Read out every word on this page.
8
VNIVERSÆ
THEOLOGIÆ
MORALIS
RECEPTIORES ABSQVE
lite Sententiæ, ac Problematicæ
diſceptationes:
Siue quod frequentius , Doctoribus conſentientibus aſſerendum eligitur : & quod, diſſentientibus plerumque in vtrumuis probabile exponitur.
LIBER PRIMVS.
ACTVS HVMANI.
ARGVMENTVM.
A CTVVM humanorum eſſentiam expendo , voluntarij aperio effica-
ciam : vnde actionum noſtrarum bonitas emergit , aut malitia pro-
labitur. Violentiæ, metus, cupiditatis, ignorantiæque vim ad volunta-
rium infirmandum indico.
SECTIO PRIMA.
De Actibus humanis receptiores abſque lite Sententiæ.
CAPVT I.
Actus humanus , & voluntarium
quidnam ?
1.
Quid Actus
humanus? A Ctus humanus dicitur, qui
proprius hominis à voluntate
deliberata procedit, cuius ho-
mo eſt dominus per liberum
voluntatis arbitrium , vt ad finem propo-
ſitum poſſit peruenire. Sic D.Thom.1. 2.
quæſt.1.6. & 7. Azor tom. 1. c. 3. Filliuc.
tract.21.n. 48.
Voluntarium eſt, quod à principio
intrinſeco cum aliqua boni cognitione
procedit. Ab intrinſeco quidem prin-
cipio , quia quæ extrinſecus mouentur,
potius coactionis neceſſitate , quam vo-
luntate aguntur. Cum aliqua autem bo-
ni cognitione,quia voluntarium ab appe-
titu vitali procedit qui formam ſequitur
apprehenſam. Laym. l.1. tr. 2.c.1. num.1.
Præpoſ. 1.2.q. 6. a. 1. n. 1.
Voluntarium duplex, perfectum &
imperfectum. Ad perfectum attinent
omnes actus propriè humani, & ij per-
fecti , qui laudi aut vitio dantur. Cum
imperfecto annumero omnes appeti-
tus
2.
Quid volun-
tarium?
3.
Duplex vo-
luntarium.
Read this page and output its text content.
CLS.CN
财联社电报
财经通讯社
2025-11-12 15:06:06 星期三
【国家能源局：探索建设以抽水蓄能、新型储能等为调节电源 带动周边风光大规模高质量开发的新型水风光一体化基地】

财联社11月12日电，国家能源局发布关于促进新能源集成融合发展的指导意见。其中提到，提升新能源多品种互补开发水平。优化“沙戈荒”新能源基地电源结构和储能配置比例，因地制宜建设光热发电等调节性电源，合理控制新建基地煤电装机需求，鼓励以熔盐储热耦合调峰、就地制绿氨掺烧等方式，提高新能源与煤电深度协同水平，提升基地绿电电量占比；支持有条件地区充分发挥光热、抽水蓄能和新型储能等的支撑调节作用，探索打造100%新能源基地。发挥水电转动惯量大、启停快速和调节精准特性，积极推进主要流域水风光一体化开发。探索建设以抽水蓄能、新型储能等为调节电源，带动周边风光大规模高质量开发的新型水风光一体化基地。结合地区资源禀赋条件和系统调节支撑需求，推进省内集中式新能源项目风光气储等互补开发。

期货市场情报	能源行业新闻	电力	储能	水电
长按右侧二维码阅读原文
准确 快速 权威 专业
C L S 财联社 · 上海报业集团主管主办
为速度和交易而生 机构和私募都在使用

□ □ □

Prompt.
Starting at the line with "Read this page and output its text content.", copy every line up to and including the last one in the entries above.

Solution for this task.
Read this page and output its text content.
CLS.CN
财联社电报
财经通讯社
2025-11-12 15:06:06 星期三
【国家能源局：探索建设以抽水蓄能、新型储能等为调节电源 带动周边风光大规模高质量开发的新型水风光一体化基地】

财联社11月12日电，国家能源局发布关于促进新能源集成融合发展的指导意见。其中提到，提升新能源多品种互补开发水平。优化“沙戈荒”新能源基地电源结构和储能配置比例，因地制宜建设光热发电等调节性电源，合理控制新建基地煤电装机需求，鼓励以熔盐储热耦合调峰、就地制绿氨掺烧等方式，提高新能源与煤电深度协同水平，提升基地绿电电量占比；支持有条件地区充分发挥光热、抽水蓄能和新型储能等的支撑调节作用，探索打造100%新能源基地。发挥水电转动惯量大、启停快速和调节精准特性，积极推进主要流域水风光一体化开发。探索建设以抽水蓄能、新型储能等为调节电源，带动周边风光大规模高质量开发的新型水风光一体化基地。结合地区资源禀赋条件和系统调节支撑需求，推进省内集中式新能源项目风光气储等互补开发。

期货市场情报	能源行业新闻	电力	储能	水电
长按右侧二维码阅读原文
准确 快速 权威 专业
C L S 财联社 · 上海报业集团主管主办
为速度和交易而生 机构和私募都在使用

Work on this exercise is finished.